--- ITEMS ---
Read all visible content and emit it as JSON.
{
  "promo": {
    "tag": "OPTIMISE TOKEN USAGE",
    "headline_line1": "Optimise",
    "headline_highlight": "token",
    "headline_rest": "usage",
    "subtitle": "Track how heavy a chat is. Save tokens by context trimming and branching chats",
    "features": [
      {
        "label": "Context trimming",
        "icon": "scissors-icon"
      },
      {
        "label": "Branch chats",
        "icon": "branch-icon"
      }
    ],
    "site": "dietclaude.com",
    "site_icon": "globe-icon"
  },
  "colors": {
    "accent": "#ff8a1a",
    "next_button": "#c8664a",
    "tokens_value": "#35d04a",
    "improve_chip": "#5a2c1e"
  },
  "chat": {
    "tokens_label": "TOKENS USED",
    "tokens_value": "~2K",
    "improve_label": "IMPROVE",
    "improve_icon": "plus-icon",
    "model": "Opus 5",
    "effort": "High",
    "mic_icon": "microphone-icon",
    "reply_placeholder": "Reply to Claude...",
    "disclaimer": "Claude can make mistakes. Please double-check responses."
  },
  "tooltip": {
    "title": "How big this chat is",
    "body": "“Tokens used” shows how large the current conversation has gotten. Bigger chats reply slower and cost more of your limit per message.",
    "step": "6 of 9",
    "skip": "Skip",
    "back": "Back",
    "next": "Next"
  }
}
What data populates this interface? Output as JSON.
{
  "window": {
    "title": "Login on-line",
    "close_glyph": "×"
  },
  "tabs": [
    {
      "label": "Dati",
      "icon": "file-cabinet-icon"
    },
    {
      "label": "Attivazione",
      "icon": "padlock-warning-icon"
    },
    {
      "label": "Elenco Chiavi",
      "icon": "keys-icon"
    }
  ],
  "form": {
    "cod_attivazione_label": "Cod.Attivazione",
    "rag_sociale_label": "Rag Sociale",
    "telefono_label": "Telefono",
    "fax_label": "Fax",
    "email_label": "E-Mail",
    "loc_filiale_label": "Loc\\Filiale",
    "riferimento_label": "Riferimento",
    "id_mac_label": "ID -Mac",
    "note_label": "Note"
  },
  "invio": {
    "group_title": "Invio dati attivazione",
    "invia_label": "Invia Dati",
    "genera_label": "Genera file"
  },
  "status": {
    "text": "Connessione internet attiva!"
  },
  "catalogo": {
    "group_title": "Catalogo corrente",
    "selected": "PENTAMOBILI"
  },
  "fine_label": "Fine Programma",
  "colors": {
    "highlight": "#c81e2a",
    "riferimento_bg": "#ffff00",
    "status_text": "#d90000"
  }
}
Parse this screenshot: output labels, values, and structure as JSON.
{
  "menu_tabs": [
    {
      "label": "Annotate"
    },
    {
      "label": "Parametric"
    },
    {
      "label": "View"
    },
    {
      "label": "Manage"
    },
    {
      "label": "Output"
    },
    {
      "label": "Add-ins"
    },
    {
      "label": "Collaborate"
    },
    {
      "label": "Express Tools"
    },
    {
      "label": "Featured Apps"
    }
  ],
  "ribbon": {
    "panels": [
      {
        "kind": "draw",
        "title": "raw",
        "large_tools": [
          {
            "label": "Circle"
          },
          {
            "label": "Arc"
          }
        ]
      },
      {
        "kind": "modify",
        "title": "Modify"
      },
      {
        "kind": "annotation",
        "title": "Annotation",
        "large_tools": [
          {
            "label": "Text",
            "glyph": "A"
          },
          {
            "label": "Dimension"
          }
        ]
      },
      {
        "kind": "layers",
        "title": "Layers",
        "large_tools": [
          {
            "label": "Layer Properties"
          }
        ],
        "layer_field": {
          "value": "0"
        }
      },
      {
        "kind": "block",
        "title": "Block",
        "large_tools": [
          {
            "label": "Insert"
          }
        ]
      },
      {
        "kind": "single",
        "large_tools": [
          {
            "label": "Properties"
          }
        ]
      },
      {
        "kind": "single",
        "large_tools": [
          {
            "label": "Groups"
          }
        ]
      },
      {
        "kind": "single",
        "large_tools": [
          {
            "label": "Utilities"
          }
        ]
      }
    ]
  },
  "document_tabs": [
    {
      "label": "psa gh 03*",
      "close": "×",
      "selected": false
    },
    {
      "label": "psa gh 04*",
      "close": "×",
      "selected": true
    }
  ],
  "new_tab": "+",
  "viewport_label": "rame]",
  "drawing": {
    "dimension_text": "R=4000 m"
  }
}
---
GIVEN INSTRUCTION: Filter the records, keeping only lines that contain "selected", and show those lines.

RESULT:
    "selected": "PENTAMOBILI"
      "selected": false
      "selected": true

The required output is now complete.